═══ Data under study
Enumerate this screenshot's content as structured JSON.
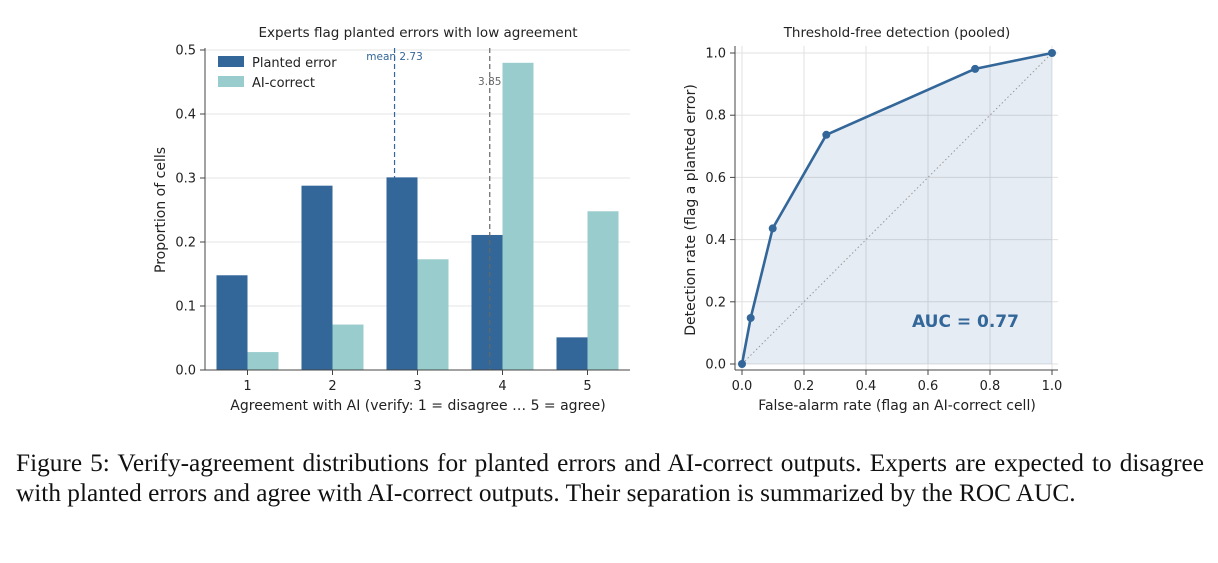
{
  "chart_data": [
    {
      "type": "bar",
      "title": "Experts flag planted errors with low agreement",
      "xlabel": "Agreement with AI (verify: 1 = disagree … 5 = agree)",
      "ylabel": "Proportion of cells",
      "categories": [
        "1",
        "2",
        "3",
        "4",
        "5"
      ],
      "ylim": [
        0,
        0.5
      ],
      "yticks": [
        "0.0",
        "0.1",
        "0.2",
        "0.3",
        "0.4",
        "0.5"
      ],
      "grid": "y",
      "legend": "top-left",
      "series": [
        {
          "name": "Planted error",
          "values": [
            0.148,
            0.288,
            0.301,
            0.211,
            0.051
          ],
          "color": "#336699"
        },
        {
          "name": "AI-correct",
          "values": [
            0.028,
            0.071,
            0.173,
            0.48,
            0.248
          ],
          "color": "#99cccc"
        }
      ],
      "annotations": [
        {
          "text": "mean 2.73",
          "x": 2.73,
          "color": "#336699"
        },
        {
          "text": "3.85",
          "x": 3.85,
          "color": "#666666"
        }
      ]
    },
    {
      "type": "line",
      "title": "Threshold-free detection (pooled)",
      "xlabel": "False-alarm rate (flag an AI-correct cell)",
      "ylabel": "Detection rate (flag a planted error)",
      "xlim": [
        0,
        1
      ],
      "ylim": [
        0,
        1
      ],
      "xticks": [
        "0.0",
        "0.2",
        "0.4",
        "0.6",
        "0.8",
        "1.0"
      ],
      "yticks": [
        "0.0",
        "0.2",
        "0.4",
        "0.6",
        "0.8",
        "1.0"
      ],
      "grid": "both",
      "series": [
        {
          "x": [
            0,
            0.028,
            0.099,
            0.272,
            0.752,
            1.0
          ],
          "y": [
            0,
            0.148,
            0.436,
            0.737,
            0.949,
            1.0
          ],
          "color": "#336699"
        }
      ],
      "reference": "diagonal",
      "annotation": "AUC = 0.77"
    }
  ],
  "caption": "Figure 5: Verify-agreement distributions for planted errors and AI-correct outputs. Experts are expected to disagree with planted errors and agree with AI-correct outputs. Their separation is summarized by the ROC AUC."
}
══════
What you have to do
Where a line of the records above holds the word "Experts", copy that line.

The answer
      "title": "Experts flag planted errors with low agreement",
  "caption": "Figure 5: Verify-agreement distributions for planted errors and AI-correct outputs. Experts are expected to disagree with planted errors and agree with AI-correct outputs. Their separation is summarized by the ROC AUC."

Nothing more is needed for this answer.